*Task inputs*.
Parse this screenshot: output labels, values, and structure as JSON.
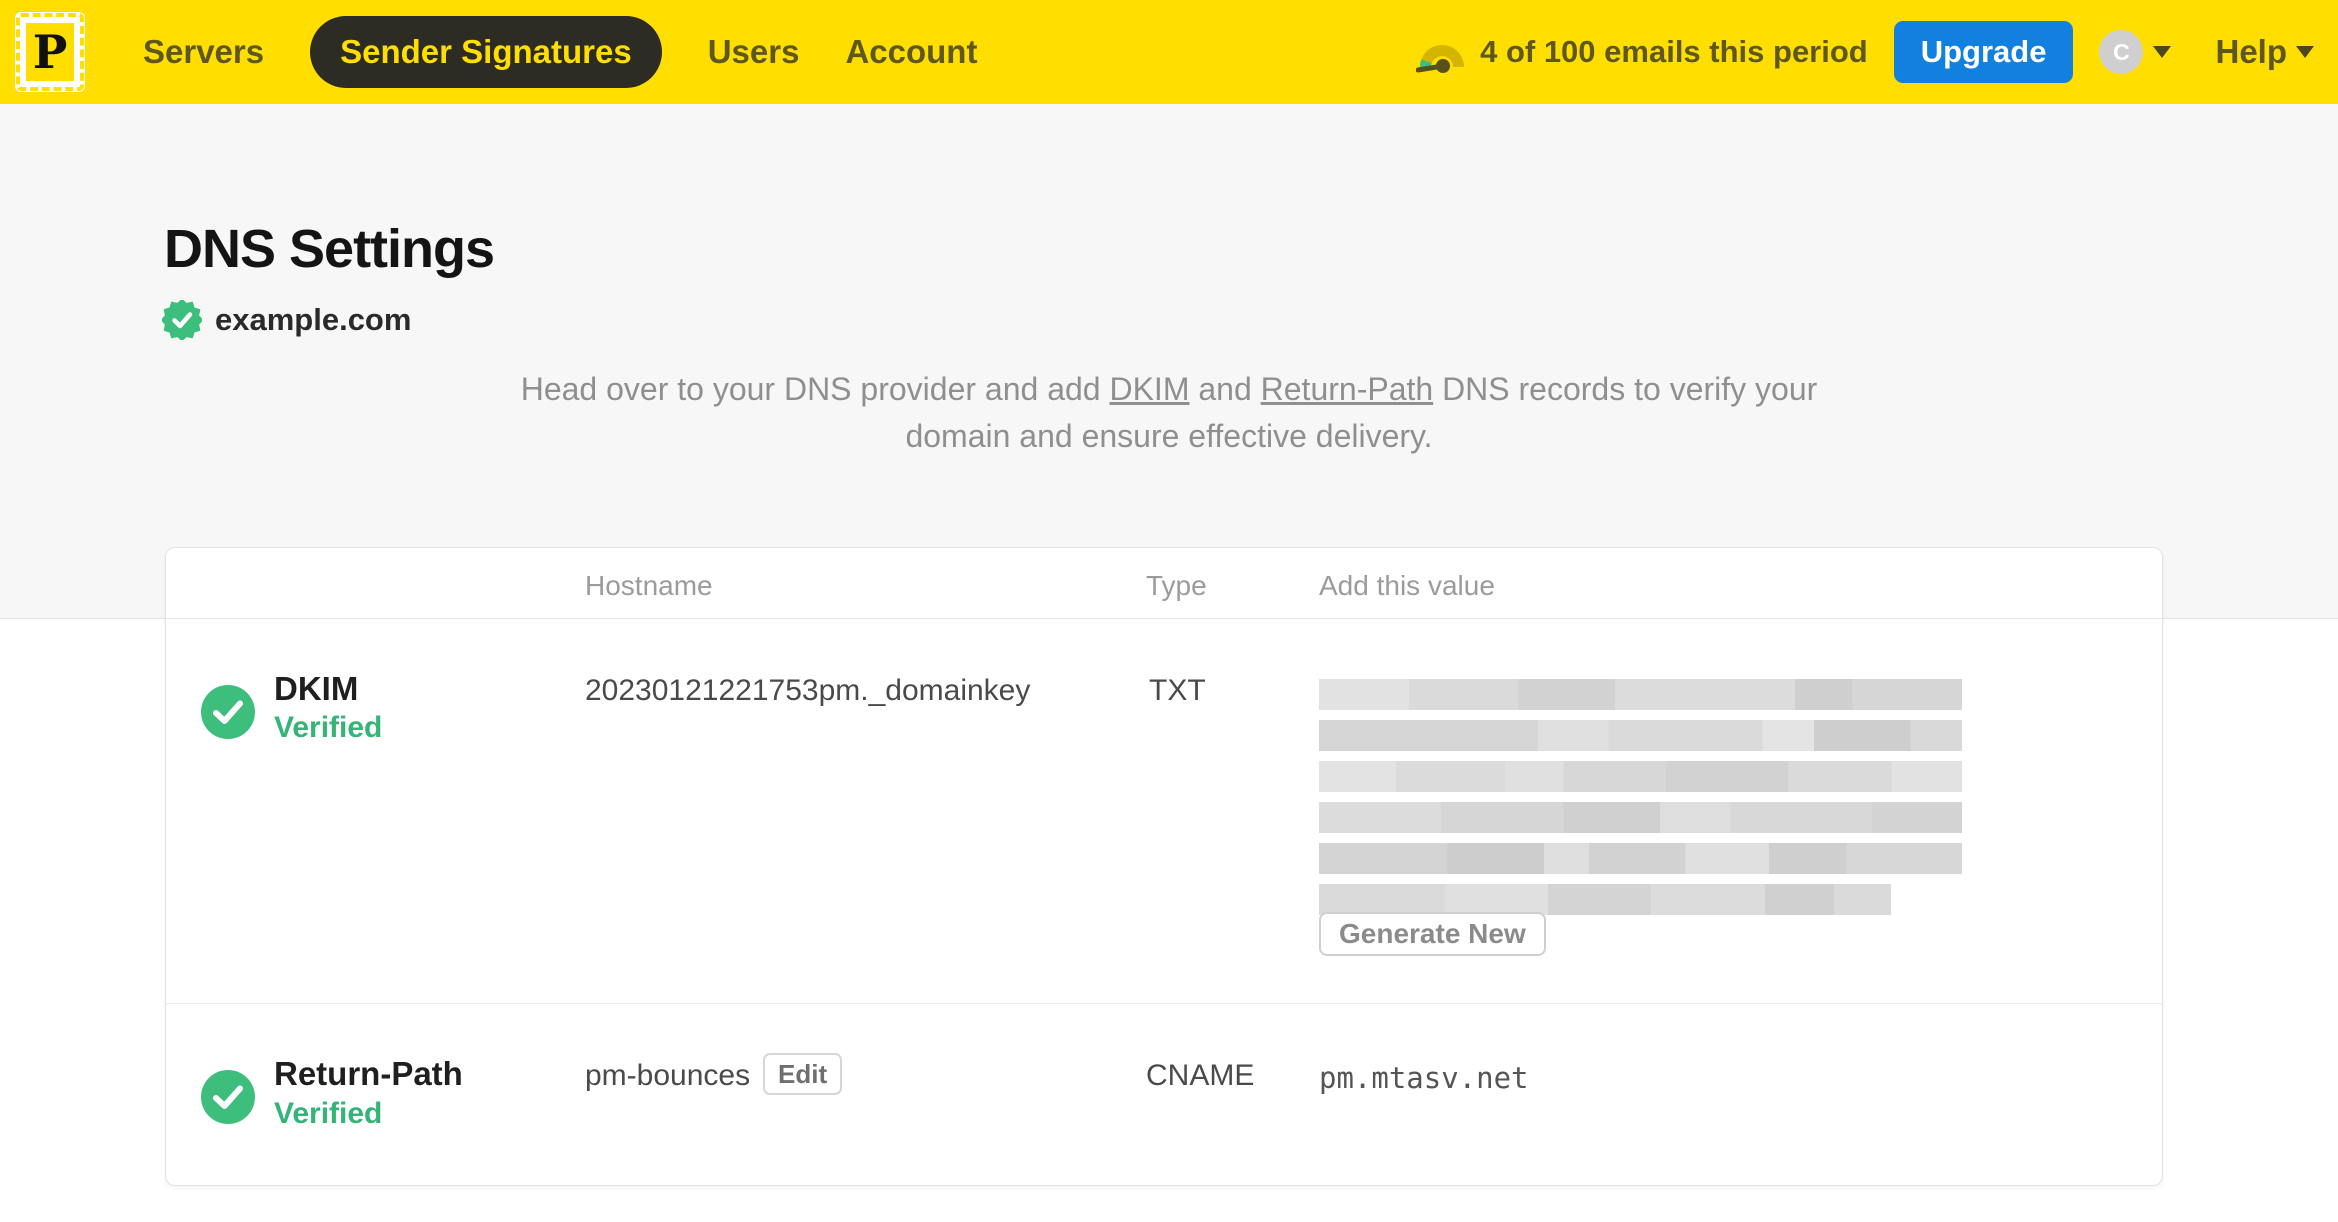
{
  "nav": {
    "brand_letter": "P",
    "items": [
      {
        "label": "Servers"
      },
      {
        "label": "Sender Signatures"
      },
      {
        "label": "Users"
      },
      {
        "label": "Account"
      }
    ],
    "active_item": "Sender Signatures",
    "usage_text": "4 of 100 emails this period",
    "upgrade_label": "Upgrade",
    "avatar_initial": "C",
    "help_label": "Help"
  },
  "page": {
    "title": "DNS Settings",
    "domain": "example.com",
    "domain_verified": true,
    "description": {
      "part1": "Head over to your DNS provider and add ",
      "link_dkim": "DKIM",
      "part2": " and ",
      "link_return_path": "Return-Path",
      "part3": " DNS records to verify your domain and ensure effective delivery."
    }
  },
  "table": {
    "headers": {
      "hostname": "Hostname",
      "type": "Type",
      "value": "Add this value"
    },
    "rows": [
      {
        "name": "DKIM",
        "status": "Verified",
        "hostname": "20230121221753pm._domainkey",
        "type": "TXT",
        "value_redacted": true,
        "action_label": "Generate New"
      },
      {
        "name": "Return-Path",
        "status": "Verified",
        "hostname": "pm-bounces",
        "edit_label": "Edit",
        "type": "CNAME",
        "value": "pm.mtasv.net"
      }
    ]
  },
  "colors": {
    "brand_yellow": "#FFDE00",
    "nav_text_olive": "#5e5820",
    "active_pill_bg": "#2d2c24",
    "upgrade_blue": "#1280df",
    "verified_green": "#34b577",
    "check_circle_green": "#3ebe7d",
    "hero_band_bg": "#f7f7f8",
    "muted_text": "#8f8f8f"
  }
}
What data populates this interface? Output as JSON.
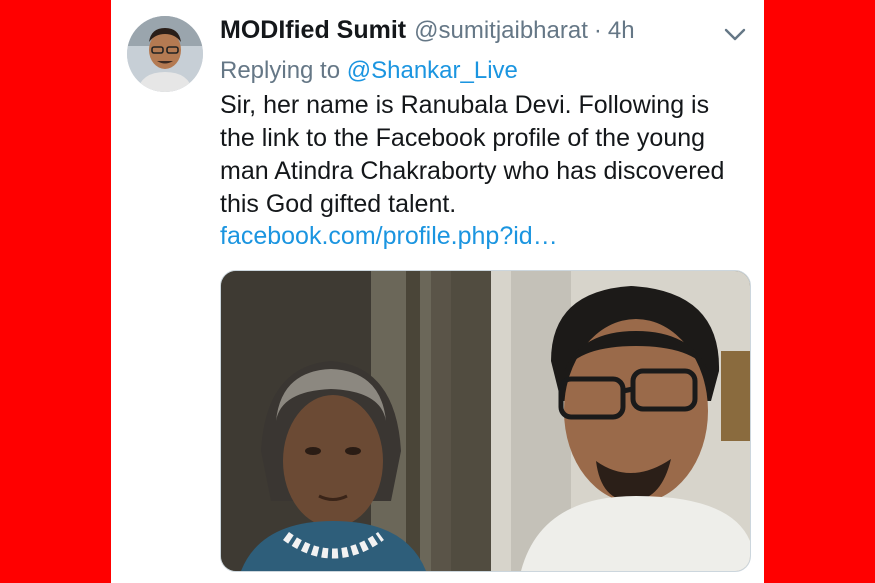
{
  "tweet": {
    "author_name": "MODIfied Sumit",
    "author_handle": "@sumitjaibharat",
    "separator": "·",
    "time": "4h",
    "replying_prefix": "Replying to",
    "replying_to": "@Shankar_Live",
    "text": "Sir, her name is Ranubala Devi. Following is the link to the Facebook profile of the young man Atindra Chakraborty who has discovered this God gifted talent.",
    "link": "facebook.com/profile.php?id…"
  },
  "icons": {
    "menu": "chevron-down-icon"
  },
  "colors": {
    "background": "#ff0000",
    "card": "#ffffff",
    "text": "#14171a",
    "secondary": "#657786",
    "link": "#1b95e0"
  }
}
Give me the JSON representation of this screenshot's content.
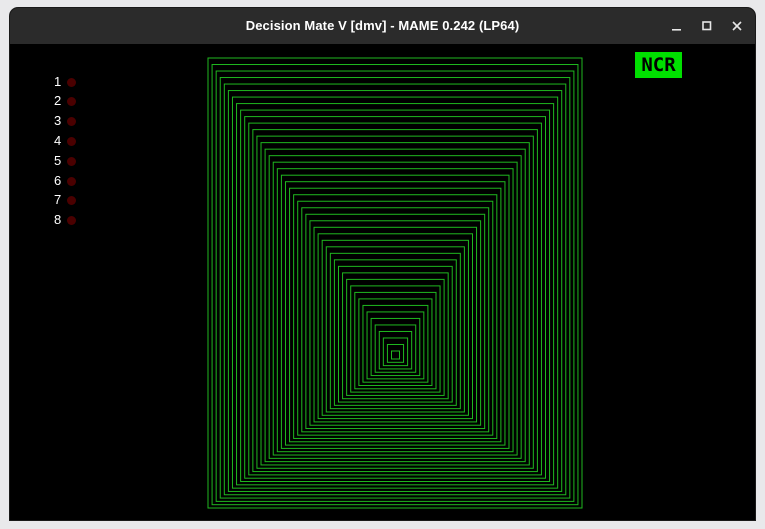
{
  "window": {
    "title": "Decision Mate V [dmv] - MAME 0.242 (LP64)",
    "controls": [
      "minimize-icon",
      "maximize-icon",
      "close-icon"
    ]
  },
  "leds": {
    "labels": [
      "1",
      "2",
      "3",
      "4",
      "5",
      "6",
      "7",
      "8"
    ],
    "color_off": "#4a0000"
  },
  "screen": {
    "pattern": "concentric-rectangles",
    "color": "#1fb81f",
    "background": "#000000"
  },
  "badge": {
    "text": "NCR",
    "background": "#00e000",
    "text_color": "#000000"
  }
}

*Task instructions*.
Restate each line of the records exactly; pictures do not belong in the copy.

*Task output*.
Parse this screenshot: output labels, values, and structure as JSON.
{
  "nav": {
    "brand_letter": "P",
    "items": [
      {
        "label": "Servers"
      },
      {
        "label": "Sender Signatures"
      },
      {
        "label": "Users"
      },
      {
        "label": "Account"
      }
    ],
    "active_item": "Sender Signatures",
    "usage_text": "4 of 100 emails this period",
    "upgrade_label": "Upgrade",
    "avatar_initial": "C",
    "help_label": "Help"
  },
  "page": {
    "title": "DNS Settings",
    "domain": "example.com",
    "domain_verified": true,
    "description": {
      "part1": "Head over to your DNS provider and add ",
      "link_dkim": "DKIM",
      "part2": " and ",
      "link_return_path": "Return-Path",
      "part3": " DNS records to verify your domain and ensure effective delivery."
    }
  },
  "table": {
    "headers": {
      "hostname": "Hostname",
      "type": "Type",
      "value": "Add this value"
    },
    "rows": [
      {
        "name": "DKIM",
        "status": "Verified",
        "hostname": "20230121221753pm._domainkey",
        "type": "TXT",
        "value_redacted": true,
        "action_label": "Generate New"
      },
      {
        "name": "Return-Path",
        "status": "Verified",
        "hostname": "pm-bounces",
        "edit_label": "Edit",
        "type": "CNAME",
        "value": "pm.mtasv.net"
      }
    ]
  },
  "colors": {
    "brand_yellow": "#FFDE00",
    "nav_text_olive": "#5e5820",
    "active_pill_bg": "#2d2c24",
    "upgrade_blue": "#1280df",
    "verified_green": "#34b577",
    "check_circle_green": "#3ebe7d",
    "hero_band_bg": "#f7f7f8",
    "muted_text": "#8f8f8f"
  }
}
What data populates this interface? Output as JSON.
{
  "tweet": {
    "author_name": "MODIfied Sumit",
    "author_handle": "@sumitjaibharat",
    "separator": "·",
    "time": "4h",
    "replying_prefix": "Replying to",
    "replying_to": "@Shankar_Live",
    "text": "Sir, her name is Ranubala Devi. Following is the link to the Facebook profile of the young man Atindra Chakraborty who has discovered this God gifted talent.",
    "link": "facebook.com/profile.php?id…"
  },
  "icons": {
    "menu": "chevron-down-icon"
  },
  "colors": {
    "background": "#ff0000",
    "card": "#ffffff",
    "text": "#14171a",
    "secondary": "#657786",
    "link": "#1b95e0"
  }
}
Give me the JSON representation of this screenshot's content.
{
  "window": {
    "title": "Decision Mate V [dmv] - MAME 0.242 (LP64)",
    "controls": [
      "minimize-icon",
      "maximize-icon",
      "close-icon"
    ]
  },
  "leds": {
    "labels": [
      "1",
      "2",
      "3",
      "4",
      "5",
      "6",
      "7",
      "8"
    ],
    "color_off": "#4a0000"
  },
  "screen": {
    "pattern": "concentric-rectangles",
    "color": "#1fb81f",
    "background": "#000000"
  },
  "badge": {
    "text": "NCR",
    "background": "#00e000",
    "text_color": "#000000"
  }
}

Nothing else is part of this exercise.